[Data records]
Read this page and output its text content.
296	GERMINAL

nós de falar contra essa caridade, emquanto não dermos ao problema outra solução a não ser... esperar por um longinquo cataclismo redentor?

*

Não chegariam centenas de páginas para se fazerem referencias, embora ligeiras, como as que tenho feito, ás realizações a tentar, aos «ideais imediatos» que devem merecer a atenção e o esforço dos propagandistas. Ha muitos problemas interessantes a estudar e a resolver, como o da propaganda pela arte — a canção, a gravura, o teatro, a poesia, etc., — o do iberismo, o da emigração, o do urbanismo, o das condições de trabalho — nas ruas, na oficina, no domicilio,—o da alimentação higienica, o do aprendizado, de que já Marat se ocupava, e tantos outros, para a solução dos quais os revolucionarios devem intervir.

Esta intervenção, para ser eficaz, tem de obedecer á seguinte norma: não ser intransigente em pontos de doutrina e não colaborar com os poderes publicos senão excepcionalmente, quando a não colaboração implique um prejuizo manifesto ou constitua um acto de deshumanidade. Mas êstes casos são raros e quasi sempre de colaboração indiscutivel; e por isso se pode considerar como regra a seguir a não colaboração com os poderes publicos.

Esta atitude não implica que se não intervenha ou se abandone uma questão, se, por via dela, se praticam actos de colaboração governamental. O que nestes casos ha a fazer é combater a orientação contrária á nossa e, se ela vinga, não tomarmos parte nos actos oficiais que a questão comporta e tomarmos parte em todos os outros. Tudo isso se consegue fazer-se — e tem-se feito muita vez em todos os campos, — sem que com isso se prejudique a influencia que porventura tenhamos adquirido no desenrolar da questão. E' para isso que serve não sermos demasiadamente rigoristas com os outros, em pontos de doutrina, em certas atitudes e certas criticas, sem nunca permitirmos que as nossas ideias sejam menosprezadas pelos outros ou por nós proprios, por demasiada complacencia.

* * *

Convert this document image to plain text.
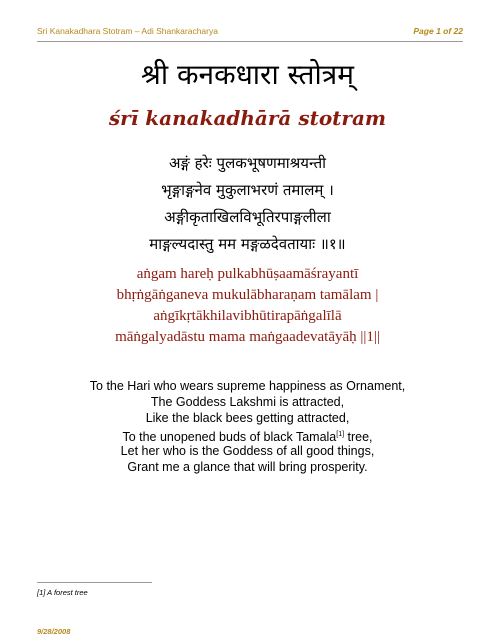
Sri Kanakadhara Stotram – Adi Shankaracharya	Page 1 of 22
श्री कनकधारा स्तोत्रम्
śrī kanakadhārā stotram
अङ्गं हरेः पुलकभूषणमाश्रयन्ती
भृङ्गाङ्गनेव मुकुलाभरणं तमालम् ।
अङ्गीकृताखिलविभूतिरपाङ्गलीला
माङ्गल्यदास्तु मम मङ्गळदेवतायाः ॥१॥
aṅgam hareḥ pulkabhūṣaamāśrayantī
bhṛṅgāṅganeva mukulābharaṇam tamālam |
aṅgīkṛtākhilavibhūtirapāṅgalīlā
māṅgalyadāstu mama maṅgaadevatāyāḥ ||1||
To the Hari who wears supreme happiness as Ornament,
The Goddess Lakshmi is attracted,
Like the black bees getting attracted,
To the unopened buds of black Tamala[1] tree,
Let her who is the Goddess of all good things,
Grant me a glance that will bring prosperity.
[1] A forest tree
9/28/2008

» **Exercise brief**: Identify and copy the lines holding the word "black".

» **Result of this exercise**:
Like the black bees getting attracted,
To the unopened buds of black Tamala[1] tree,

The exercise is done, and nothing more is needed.